Work to complete: Repeat each line word for word.

#### Given records ####

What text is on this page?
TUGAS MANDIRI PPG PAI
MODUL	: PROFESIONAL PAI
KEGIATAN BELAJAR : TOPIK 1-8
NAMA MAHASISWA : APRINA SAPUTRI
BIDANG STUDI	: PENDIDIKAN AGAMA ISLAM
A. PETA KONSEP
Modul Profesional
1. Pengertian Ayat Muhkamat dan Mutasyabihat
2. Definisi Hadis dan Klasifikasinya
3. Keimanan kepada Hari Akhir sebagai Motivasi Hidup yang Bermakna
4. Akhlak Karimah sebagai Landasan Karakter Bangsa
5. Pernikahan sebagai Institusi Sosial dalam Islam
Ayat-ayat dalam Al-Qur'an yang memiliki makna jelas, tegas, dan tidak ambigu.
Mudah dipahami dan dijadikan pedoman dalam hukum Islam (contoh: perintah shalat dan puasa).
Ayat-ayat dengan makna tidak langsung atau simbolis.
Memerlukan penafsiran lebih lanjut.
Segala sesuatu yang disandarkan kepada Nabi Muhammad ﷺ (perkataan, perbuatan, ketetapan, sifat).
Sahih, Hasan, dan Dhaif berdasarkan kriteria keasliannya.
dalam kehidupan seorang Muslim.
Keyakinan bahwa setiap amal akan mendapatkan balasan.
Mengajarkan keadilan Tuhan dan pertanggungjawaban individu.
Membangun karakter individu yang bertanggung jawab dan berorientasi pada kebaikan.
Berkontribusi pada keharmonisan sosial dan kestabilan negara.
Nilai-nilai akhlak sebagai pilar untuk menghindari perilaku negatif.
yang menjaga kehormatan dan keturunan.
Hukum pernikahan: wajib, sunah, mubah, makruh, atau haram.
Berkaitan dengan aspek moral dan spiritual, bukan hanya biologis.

####

Output of the exercise:
What text is on this page?
TUGAS MANDIRI PPG PAI
MODUL	: PROFESIONAL PAI
KEGIATAN BELAJAR : TOPIK 1-8
NAMA MAHASISWA : APRINA SAPUTRI
BIDANG STUDI	: PENDIDIKAN AGAMA ISLAM
A. PETA KONSEP
Modul Profesional
1. Pengertian Ayat Muhkamat dan Mutasyabihat
2. Definisi Hadis dan Klasifikasinya
3. Keimanan kepada Hari Akhir sebagai Motivasi Hidup yang Bermakna
4. Akhlak Karimah sebagai Landasan Karakter Bangsa
5. Pernikahan sebagai Institusi Sosial dalam Islam
Ayat-ayat dalam Al-Qur'an yang memiliki makna jelas, tegas, dan tidak ambigu.
Mudah dipahami dan dijadikan pedoman dalam hukum Islam (contoh: perintah shalat dan puasa).
Ayat-ayat dengan makna tidak langsung atau simbolis.
Memerlukan penafsiran lebih lanjut.
Segala sesuatu yang disandarkan kepada Nabi Muhammad ﷺ (perkataan, perbuatan, ketetapan, sifat).
Sahih, Hasan, dan Dhaif berdasarkan kriteria keasliannya.
dalam kehidupan seorang Muslim.
Keyakinan bahwa setiap amal akan mendapatkan balasan.
Mengajarkan keadilan Tuhan dan pertanggungjawaban individu.
Membangun karakter individu yang bertanggung jawab dan berorientasi pada kebaikan.
Berkontribusi pada keharmonisan sosial dan kestabilan negara.
Nilai-nilai akhlak sebagai pilar untuk menghindari perilaku negatif.
yang menjaga kehormatan dan keturunan.
Hukum pernikahan: wajib, sunah, mubah, makruh, atau haram.
Berkaitan dengan aspek moral dan spiritual, bukan hanya biologis.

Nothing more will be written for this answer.